Directions >> Output each entry exactly; skip nothing.

Information provided >>
— Begin —
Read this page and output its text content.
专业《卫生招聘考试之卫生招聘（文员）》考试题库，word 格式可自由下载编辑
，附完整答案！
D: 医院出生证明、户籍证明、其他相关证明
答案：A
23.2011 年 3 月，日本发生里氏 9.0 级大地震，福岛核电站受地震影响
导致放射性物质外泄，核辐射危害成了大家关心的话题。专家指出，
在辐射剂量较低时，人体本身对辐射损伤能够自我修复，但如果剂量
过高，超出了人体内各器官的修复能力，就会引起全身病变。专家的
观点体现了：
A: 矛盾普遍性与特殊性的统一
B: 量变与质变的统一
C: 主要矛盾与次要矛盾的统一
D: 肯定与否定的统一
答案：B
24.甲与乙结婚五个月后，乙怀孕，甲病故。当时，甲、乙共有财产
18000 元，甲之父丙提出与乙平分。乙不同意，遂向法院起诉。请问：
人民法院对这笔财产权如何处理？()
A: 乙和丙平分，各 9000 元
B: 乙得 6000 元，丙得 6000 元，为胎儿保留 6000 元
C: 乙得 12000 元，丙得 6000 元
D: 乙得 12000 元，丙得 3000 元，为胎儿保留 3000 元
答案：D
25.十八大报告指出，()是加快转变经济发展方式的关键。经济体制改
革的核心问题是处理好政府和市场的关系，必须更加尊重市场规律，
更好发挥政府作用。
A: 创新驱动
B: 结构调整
— End —
Exercise solution >>
Read this page and output its text content.
专业《卫生招聘考试之卫生招聘（文员）》考试题库，word 格式可自由下载编辑
，附完整答案！
D: 医院出生证明、户籍证明、其他相关证明
答案：A
23.2011 年 3 月，日本发生里氏 9.0 级大地震，福岛核电站受地震影响
导致放射性物质外泄，核辐射危害成了大家关心的话题。专家指出，
在辐射剂量较低时，人体本身对辐射损伤能够自我修复，但如果剂量
过高，超出了人体内各器官的修复能力，就会引起全身病变。专家的
观点体现了：
A: 矛盾普遍性与特殊性的统一
B: 量变与质变的统一
C: 主要矛盾与次要矛盾的统一
D: 肯定与否定的统一
答案：B
24.甲与乙结婚五个月后，乙怀孕，甲病故。当时，甲、乙共有财产
18000 元，甲之父丙提出与乙平分。乙不同意，遂向法院起诉。请问：
人民法院对这笔财产权如何处理？()
A: 乙和丙平分，各 9000 元
B: 乙得 6000 元，丙得 6000 元，为胎儿保留 6000 元
C: 乙得 12000 元，丙得 6000 元
D: 乙得 12000 元，丙得 3000 元，为胎儿保留 3000 元
答案：D
25.十八大报告指出，()是加快转变经济发展方式的关键。经济体制改
革的核心问题是处理好政府和市场的关系，必须更加尊重市场规律，
更好发挥政府作用。
A: 创新驱动
B: 结构调整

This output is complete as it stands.